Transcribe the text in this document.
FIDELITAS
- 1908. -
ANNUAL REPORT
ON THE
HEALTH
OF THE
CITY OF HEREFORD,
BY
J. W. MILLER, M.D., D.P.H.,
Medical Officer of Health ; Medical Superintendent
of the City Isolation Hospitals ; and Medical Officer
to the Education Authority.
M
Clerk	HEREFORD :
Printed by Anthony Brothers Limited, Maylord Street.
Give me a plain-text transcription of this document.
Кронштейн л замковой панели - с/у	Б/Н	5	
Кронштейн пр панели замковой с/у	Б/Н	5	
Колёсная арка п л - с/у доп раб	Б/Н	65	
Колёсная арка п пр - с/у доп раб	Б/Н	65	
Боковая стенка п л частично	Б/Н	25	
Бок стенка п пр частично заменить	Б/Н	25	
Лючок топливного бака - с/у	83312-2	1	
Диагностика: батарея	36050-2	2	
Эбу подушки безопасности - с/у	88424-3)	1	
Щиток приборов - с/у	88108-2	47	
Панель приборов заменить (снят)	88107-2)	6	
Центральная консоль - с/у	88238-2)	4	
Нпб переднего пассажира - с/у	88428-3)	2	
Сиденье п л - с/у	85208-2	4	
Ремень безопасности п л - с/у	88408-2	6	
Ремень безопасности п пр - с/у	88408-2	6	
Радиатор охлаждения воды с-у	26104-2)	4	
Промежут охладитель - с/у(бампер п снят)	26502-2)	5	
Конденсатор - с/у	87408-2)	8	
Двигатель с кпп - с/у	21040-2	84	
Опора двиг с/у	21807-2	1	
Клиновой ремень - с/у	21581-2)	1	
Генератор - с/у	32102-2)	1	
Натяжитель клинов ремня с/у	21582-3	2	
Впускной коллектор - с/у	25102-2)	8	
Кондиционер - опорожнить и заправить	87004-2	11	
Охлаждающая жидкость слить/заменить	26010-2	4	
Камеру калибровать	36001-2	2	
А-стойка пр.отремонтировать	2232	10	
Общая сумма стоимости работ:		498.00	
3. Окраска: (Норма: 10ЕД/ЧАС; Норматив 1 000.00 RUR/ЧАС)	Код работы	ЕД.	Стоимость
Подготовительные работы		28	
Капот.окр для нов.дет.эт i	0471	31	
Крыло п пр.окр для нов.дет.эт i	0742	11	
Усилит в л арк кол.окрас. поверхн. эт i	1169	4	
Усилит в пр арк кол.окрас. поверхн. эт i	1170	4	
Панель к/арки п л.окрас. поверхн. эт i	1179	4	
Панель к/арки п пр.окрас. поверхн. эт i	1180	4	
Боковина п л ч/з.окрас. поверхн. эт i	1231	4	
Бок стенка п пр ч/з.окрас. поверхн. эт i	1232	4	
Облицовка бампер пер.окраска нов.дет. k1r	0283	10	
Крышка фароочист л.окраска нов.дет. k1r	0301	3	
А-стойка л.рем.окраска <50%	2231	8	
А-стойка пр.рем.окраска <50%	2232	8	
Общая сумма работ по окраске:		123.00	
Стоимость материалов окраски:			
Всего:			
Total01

··········

* Work to be completed
Above are the records. Copy every line in them holding "частично".

* Solution
Боковая стенка п л частично	Б/Н	25	
Бок стенка п пр частично заменить	Б/Н	25	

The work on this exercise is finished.